--- Start RECORD LIST ---

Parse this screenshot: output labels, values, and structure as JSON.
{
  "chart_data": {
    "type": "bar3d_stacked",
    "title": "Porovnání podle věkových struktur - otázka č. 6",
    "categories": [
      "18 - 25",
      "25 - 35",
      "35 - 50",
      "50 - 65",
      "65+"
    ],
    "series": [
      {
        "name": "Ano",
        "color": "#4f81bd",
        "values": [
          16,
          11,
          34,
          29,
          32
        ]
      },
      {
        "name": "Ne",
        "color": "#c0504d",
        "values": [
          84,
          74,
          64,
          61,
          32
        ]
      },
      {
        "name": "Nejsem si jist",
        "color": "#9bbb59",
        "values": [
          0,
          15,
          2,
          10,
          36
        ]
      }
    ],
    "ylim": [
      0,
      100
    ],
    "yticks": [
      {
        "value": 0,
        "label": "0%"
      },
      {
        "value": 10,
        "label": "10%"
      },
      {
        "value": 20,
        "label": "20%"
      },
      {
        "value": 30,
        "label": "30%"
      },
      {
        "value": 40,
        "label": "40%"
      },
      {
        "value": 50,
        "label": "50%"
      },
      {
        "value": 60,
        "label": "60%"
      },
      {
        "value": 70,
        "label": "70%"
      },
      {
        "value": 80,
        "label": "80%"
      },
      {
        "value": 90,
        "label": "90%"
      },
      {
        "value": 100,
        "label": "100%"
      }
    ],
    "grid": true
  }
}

--- End RECORD LIST ---

§ **REQUEST**: Each line of the listing should be echoed back exactly.

§ **TASK RESULT**:
Parse this screenshot: output labels, values, and structure as JSON.
{
  "chart_data": {
    "type": "bar3d_stacked",
    "title": "Porovnání podle věkových struktur - otázka č. 6",
    "categories": [
      "18 - 25",
      "25 - 35",
      "35 - 50",
      "50 - 65",
      "65+"
    ],
    "series": [
      {
        "name": "Ano",
        "color": "#4f81bd",
        "values": [
          16,
          11,
          34,
          29,
          32
        ]
      },
      {
        "name": "Ne",
        "color": "#c0504d",
        "values": [
          84,
          74,
          64,
          61,
          32
        ]
      },
      {
        "name": "Nejsem si jist",
        "color": "#9bbb59",
        "values": [
          0,
          15,
          2,
          10,
          36
        ]
      }
    ],
    "ylim": [
      0,
      100
    ],
    "yticks": [
      {
        "value": 0,
        "label": "0%"
      },
      {
        "value": 10,
        "label": "10%"
      },
      {
        "value": 20,
        "label": "20%"
      },
      {
        "value": 30,
        "label": "30%"
      },
      {
        "value": 40,
        "label": "40%"
      },
      {
        "value": 50,
        "label": "50%"
      },
      {
        "value": 60,
        "label": "60%"
      },
      {
        "value": 70,
        "label": "70%"
      },
      {
        "value": 80,
        "label": "80%"
      },
      {
        "value": 90,
        "label": "90%"
      },
      {
        "value": 100,
        "label": "100%"
      }
    ],
    "grid": true
  }
}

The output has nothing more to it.